TASK REQUIREMENTS:
Find the word "screenshot" in the listing; pull out each line holding it.

INPUT RECORDS:
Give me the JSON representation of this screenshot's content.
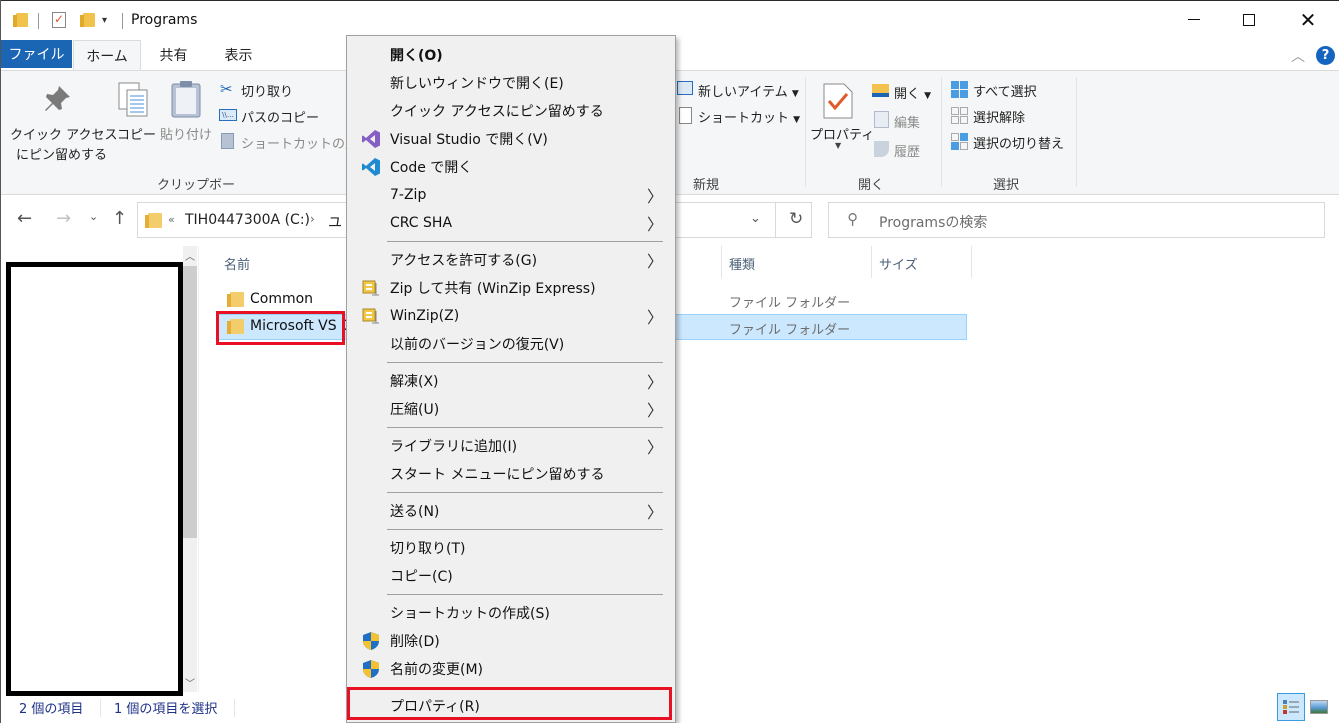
{
  "window": {
    "title": "Programs",
    "controls": {
      "minimize": "minimize",
      "maximize": "maximize",
      "close": "close"
    }
  },
  "ribbon_tabs": [
    {
      "label": "ファイル",
      "active": false
    },
    {
      "label": "ホーム",
      "active": true
    },
    {
      "label": "共有",
      "active": false
    },
    {
      "label": "表示",
      "active": false
    }
  ],
  "ribbon": {
    "clipboard": {
      "pin_quick_access_line1": "クイック アクセス",
      "pin_quick_access_line2": "にピン留めする",
      "copy": "コピー",
      "paste": "貼り付け",
      "cut": "切り取り",
      "copy_path": "パスのコピー",
      "paste_shortcut": "ショートカットの貼り",
      "group_label": "クリップボード"
    },
    "new": {
      "new_item": "新しいアイテム",
      "shortcut": "ショートカット",
      "group_label": "新規"
    },
    "open": {
      "properties": "プロパティ",
      "open": "開く",
      "edit": "編集",
      "history": "履歴",
      "group_label": "開く"
    },
    "select": {
      "select_all": "すべて選択",
      "select_none": "選択解除",
      "invert_selection": "選択の切り替え",
      "group_label": "選択"
    }
  },
  "navigation": {
    "address": {
      "chevron": "«",
      "drive": "TIH0447300A (C:)",
      "next_segment": "ユ"
    },
    "search_placeholder": "Programsの検索"
  },
  "file_list": {
    "columns": [
      "名前",
      "種類",
      "サイズ"
    ],
    "rows": [
      {
        "name": "Common",
        "type": "ファイル フォルダー",
        "selected": false
      },
      {
        "name": "Microsoft VS C",
        "type": "ファイル フォルダー",
        "selected": true
      }
    ]
  },
  "status_bar": {
    "item_count": "2 個の項目",
    "selected_count": "1 個の項目を選択"
  },
  "context_menu": {
    "items": [
      {
        "label": "開く(O)",
        "bold": true,
        "icon": null,
        "submenu": false
      },
      {
        "label": "新しいウィンドウで開く(E)",
        "icon": null,
        "submenu": false
      },
      {
        "label": "クイック アクセスにピン留めする",
        "icon": null,
        "submenu": false
      },
      {
        "label": "Visual Studio で開く(V)",
        "icon": "visual-studio-icon",
        "submenu": false
      },
      {
        "label": "Code で開く",
        "icon": "vscode-icon",
        "submenu": false
      },
      {
        "label": "7-Zip",
        "icon": null,
        "submenu": true
      },
      {
        "label": "CRC SHA",
        "icon": null,
        "submenu": true
      },
      {
        "label": "アクセスを許可する(G)",
        "icon": null,
        "submenu": true
      },
      {
        "label": "Zip して共有 (WinZip Express)",
        "icon": "winzip-icon",
        "submenu": false
      },
      {
        "label": "WinZip(Z)",
        "icon": "winzip-icon",
        "submenu": true
      },
      {
        "label": "以前のバージョンの復元(V)",
        "icon": null,
        "submenu": false
      },
      {
        "label": "解凍(X)",
        "icon": null,
        "submenu": true
      },
      {
        "label": "圧縮(U)",
        "icon": null,
        "submenu": true
      },
      {
        "label": "ライブラリに追加(I)",
        "icon": null,
        "submenu": true
      },
      {
        "label": "スタート メニューにピン留めする",
        "icon": null,
        "submenu": false
      },
      {
        "label": "送る(N)",
        "icon": null,
        "submenu": true
      },
      {
        "label": "切り取り(T)",
        "icon": null,
        "submenu": false
      },
      {
        "label": "コピー(C)",
        "icon": null,
        "submenu": false
      },
      {
        "label": "ショートカットの作成(S)",
        "icon": null,
        "submenu": false
      },
      {
        "label": "削除(D)",
        "icon": "uac-shield-icon",
        "submenu": false
      },
      {
        "label": "名前の変更(M)",
        "icon": "uac-shield-icon",
        "submenu": false
      },
      {
        "label": "プロパティ(R)",
        "icon": null,
        "submenu": false,
        "highlighted_annotation": true
      }
    ]
  },
  "colors": {
    "file_tab": "#1a66b5",
    "selection_bg": "#cce8ff",
    "selection_border": "#99d1ff",
    "annotation_red": "#e81123",
    "menu_bg": "#f0f0f0"
  }
}
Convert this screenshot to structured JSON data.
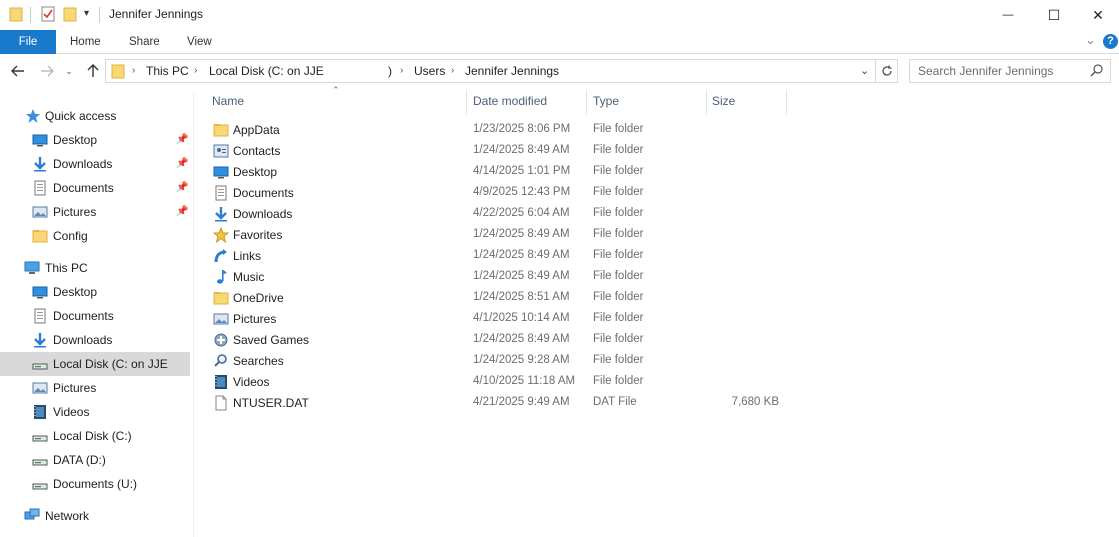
{
  "window": {
    "title": "Jennifer Jennings",
    "minimize_glyph": "—",
    "maximize_glyph": "☐",
    "close_glyph": "✕"
  },
  "ribbon": {
    "tabs": [
      "File",
      "Home",
      "Share",
      "View"
    ],
    "help_glyph": "?",
    "expand_glyph": "⌄"
  },
  "address": {
    "crumbs": [
      "This PC",
      "Local Disk (C: on JJE",
      ")",
      "Users",
      "Jennifer Jennings"
    ],
    "search_placeholder": "Search Jennifer Jennings"
  },
  "nav": {
    "quick_access_label": "Quick access",
    "quick_items": [
      "Desktop",
      "Downloads",
      "Documents",
      "Pictures",
      "Config"
    ],
    "this_pc_label": "This PC",
    "pc_items": [
      "Desktop",
      "Documents",
      "Downloads",
      "Local Disk (C: on JJE",
      "Pictures",
      "Videos",
      "Local Disk (C:)",
      "DATA (D:)",
      "Documents (U:)"
    ],
    "network_label": "Network"
  },
  "columns": {
    "name": "Name",
    "date": "Date modified",
    "type": "Type",
    "size": "Size"
  },
  "files": [
    {
      "name": "AppData",
      "date": "1/23/2025 8:06 PM",
      "type": "File folder",
      "size": "",
      "icon": "folder"
    },
    {
      "name": "Contacts",
      "date": "1/24/2025 8:49 AM",
      "type": "File folder",
      "size": "",
      "icon": "contacts"
    },
    {
      "name": "Desktop",
      "date": "4/14/2025 1:01 PM",
      "type": "File folder",
      "size": "",
      "icon": "desktop"
    },
    {
      "name": "Documents",
      "date": "4/9/2025 12:43 PM",
      "type": "File folder",
      "size": "",
      "icon": "documents"
    },
    {
      "name": "Downloads",
      "date": "4/22/2025 6:04 AM",
      "type": "File folder",
      "size": "",
      "icon": "downloads"
    },
    {
      "name": "Favorites",
      "date": "1/24/2025 8:49 AM",
      "type": "File folder",
      "size": "",
      "icon": "favorites"
    },
    {
      "name": "Links",
      "date": "1/24/2025 8:49 AM",
      "type": "File folder",
      "size": "",
      "icon": "links"
    },
    {
      "name": "Music",
      "date": "1/24/2025 8:49 AM",
      "type": "File folder",
      "size": "",
      "icon": "music"
    },
    {
      "name": "OneDrive",
      "date": "1/24/2025 8:51 AM",
      "type": "File folder",
      "size": "",
      "icon": "folder"
    },
    {
      "name": "Pictures",
      "date": "4/1/2025 10:14 AM",
      "type": "File folder",
      "size": "",
      "icon": "pictures"
    },
    {
      "name": "Saved Games",
      "date": "1/24/2025 8:49 AM",
      "type": "File folder",
      "size": "",
      "icon": "saved-games"
    },
    {
      "name": "Searches",
      "date": "1/24/2025 9:28 AM",
      "type": "File folder",
      "size": "",
      "icon": "searches"
    },
    {
      "name": "Videos",
      "date": "4/10/2025 11:18 AM",
      "type": "File folder",
      "size": "",
      "icon": "videos"
    },
    {
      "name": "NTUSER.DAT",
      "date": "4/21/2025 9:49 AM",
      "type": "DAT File",
      "size": "7,680 KB",
      "icon": "file"
    }
  ],
  "colors": {
    "accent": "#1979ca",
    "folder": "#f8d775",
    "selection": "#d9d9d9",
    "header_text": "#4c607a"
  }
}
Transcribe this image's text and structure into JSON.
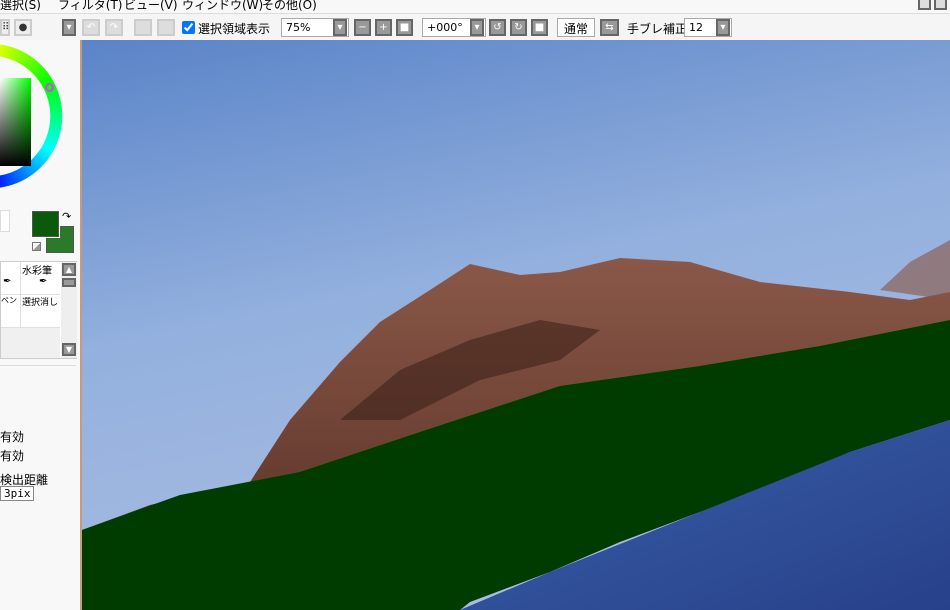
{
  "menu": [
    "選択(S)",
    "フィルタ(T)",
    "ビュー(V)",
    "ウィンドウ(W)",
    "その他(O)"
  ],
  "toolbar": {
    "selection_display": "選択領域表示",
    "selection_checked": true,
    "zoom": "75%",
    "rotation": "+000°",
    "blend_mode": "通常",
    "stabilizer_label": "手ブレ補正",
    "stabilizer_value": "12"
  },
  "colors": {
    "primary": "#0b5a0b",
    "secondary": "#2a7a2a",
    "sky_top": "#5a84c8",
    "mountain": "#7a4e3e",
    "grass": "#003c00",
    "water": "#2e4c98"
  },
  "tools": {
    "watercolor": "水彩筆",
    "pen_partial": "ペン",
    "select_erase": "選択消し"
  },
  "options": {
    "enabled1": "有効",
    "enabled2": "有効",
    "detect_distance_label": "検出距離",
    "detect_distance_value": "3pix"
  }
}
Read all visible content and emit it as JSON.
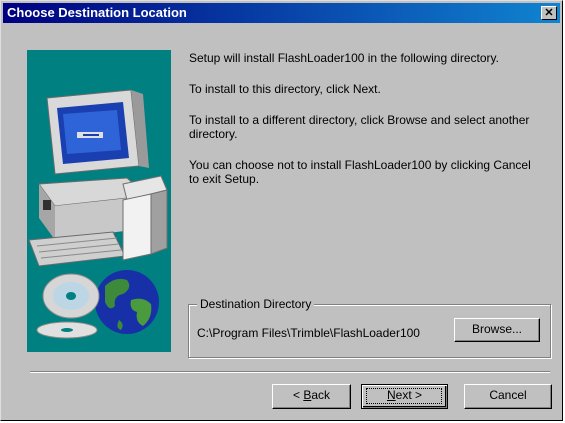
{
  "window": {
    "title": "Choose Destination Location",
    "close_glyph": "✕"
  },
  "body": {
    "line1": "Setup will install FlashLoader100 in the following directory.",
    "line2": "To install to this directory, click Next.",
    "line3a": "To install to a different directory, click Browse and select another",
    "line3b": "directory.",
    "line4a": "You can choose not to install FlashLoader100 by clicking Cancel",
    "line4b": "to exit Setup."
  },
  "destination": {
    "group_label": "Destination Directory",
    "path": "C:\\Program Files\\Trimble\\FlashLoader100",
    "browse_label": "Browse..."
  },
  "buttons": {
    "back_prefix": "< ",
    "back_mnemonic": "B",
    "back_rest": "ack",
    "next_mnemonic": "N",
    "next_rest": "ext >",
    "cancel": "Cancel"
  },
  "icons": {
    "art": "computer-and-globe-illustration",
    "close": "close-icon"
  },
  "colors": {
    "titlebar_start": "#000080",
    "titlebar_end": "#1084d0",
    "panel_teal": "#008080",
    "dialog_bg": "#c0c0c0"
  }
}
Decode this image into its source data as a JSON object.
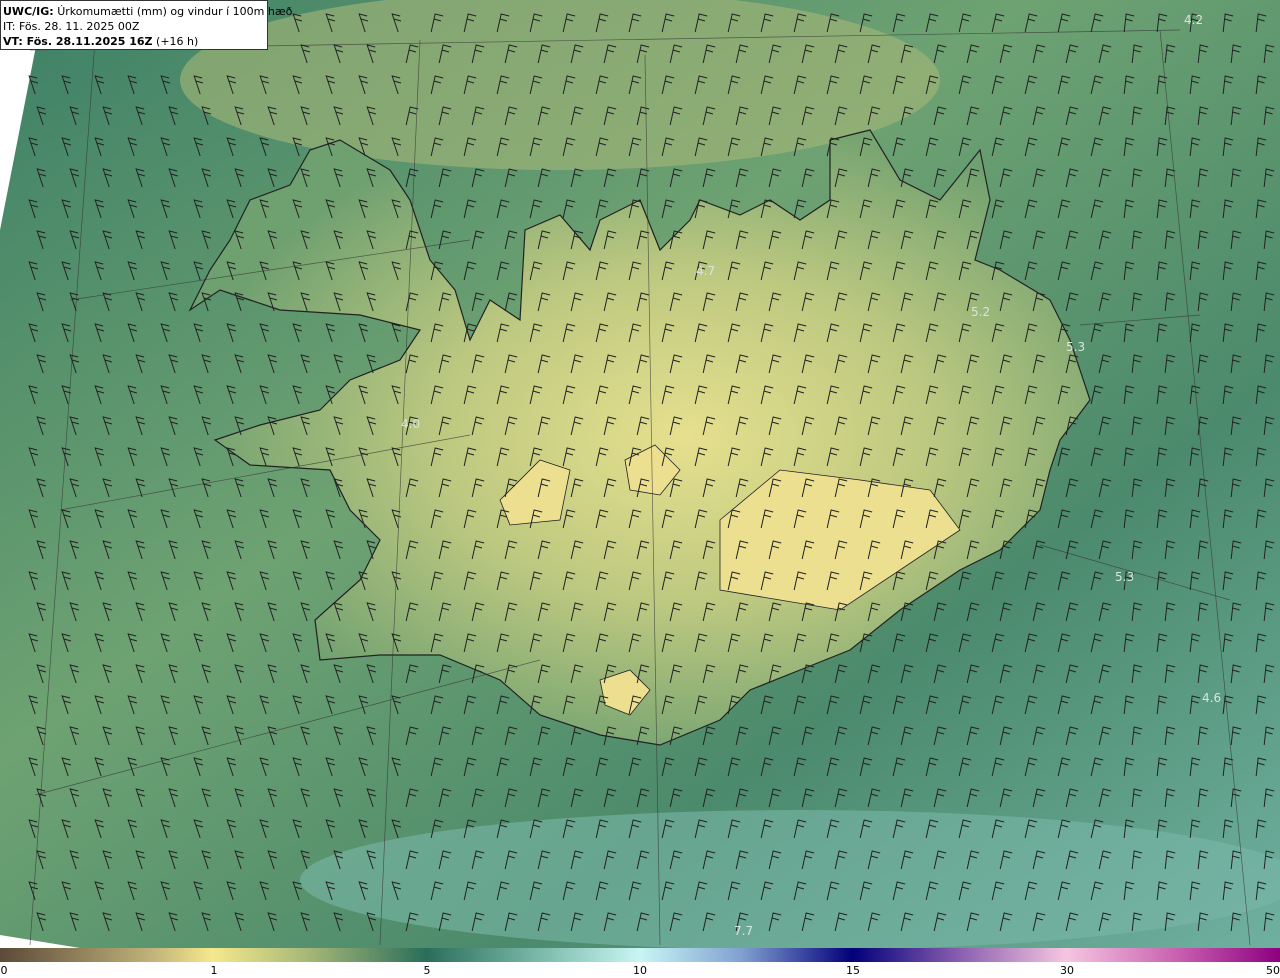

TASK RESULT:
Give me the JSON representation of this screenshot's content.
Convert this screenshot to structured JSON data.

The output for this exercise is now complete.